# [Your task]
Any picture among the records should be left out, please; retype the rest exactly.

**** Entries

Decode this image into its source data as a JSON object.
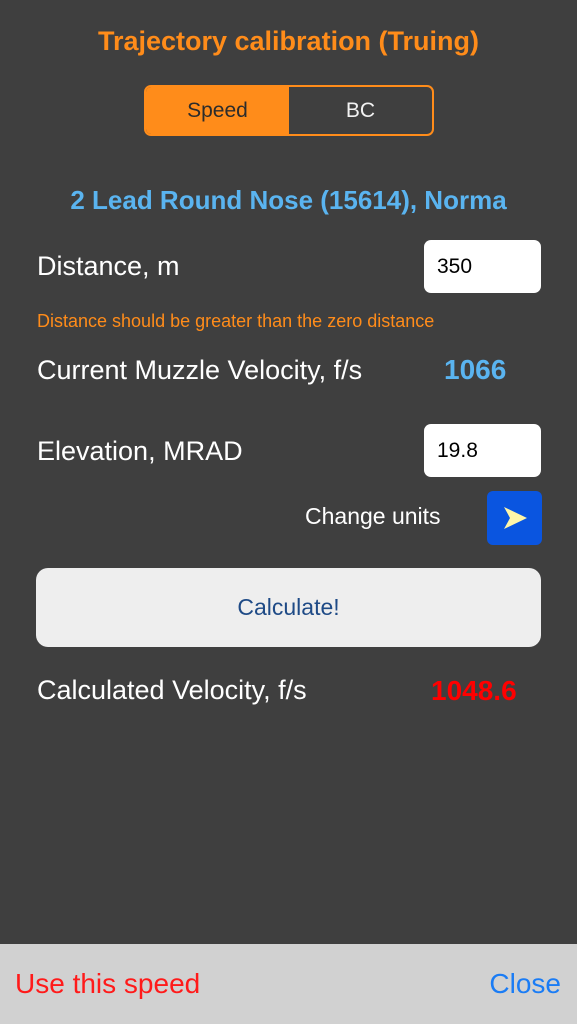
{
  "title": "Trajectory calibration (Truing)",
  "segments": [
    {
      "label": "Speed",
      "selected": true
    },
    {
      "label": "BC",
      "selected": false
    }
  ],
  "ammo_name": "2 Lead Round Nose (15614), Norma",
  "distance": {
    "label": "Distance, m",
    "value": "350"
  },
  "warning": "Distance should be greater than the zero distance",
  "muzzle_velocity": {
    "label": "Current Muzzle Velocity, f/s",
    "value": "1066"
  },
  "elevation": {
    "label": "Elevation, MRAD",
    "value": "19.8"
  },
  "change_units": {
    "label": "Change units",
    "icon": "play-arrow-icon"
  },
  "calculate_label": "Calculate!",
  "calculated_velocity": {
    "label": "Calculated Velocity, f/s",
    "value": "1048.6"
  },
  "toolbar": {
    "use_speed_label": "Use this speed",
    "close_label": "Close"
  },
  "colors": {
    "background": "#3f3f3f",
    "accent_orange": "#ff8c1a",
    "value_blue": "#5ab4f0",
    "result_red": "#ff0000",
    "units_button_blue": "#0a55e0"
  }
}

********

# [Written response]
Decode this image into its source data as a JSON object.
{
  "title": "Trajectory calibration (Truing)",
  "segments": [
    {
      "label": "Speed",
      "selected": true
    },
    {
      "label": "BC",
      "selected": false
    }
  ],
  "ammo_name": "2 Lead Round Nose (15614), Norma",
  "distance": {
    "label": "Distance, m",
    "value": "350"
  },
  "warning": "Distance should be greater than the zero distance",
  "muzzle_velocity": {
    "label": "Current Muzzle Velocity, f/s",
    "value": "1066"
  },
  "elevation": {
    "label": "Elevation, MRAD",
    "value": "19.8"
  },
  "change_units": {
    "label": "Change units",
    "icon": "play-arrow-icon"
  },
  "calculate_label": "Calculate!",
  "calculated_velocity": {
    "label": "Calculated Velocity, f/s",
    "value": "1048.6"
  },
  "toolbar": {
    "use_speed_label": "Use this speed",
    "close_label": "Close"
  },
  "colors": {
    "background": "#3f3f3f",
    "accent_orange": "#ff8c1a",
    "value_blue": "#5ab4f0",
    "result_red": "#ff0000",
    "units_button_blue": "#0a55e0"
  }
}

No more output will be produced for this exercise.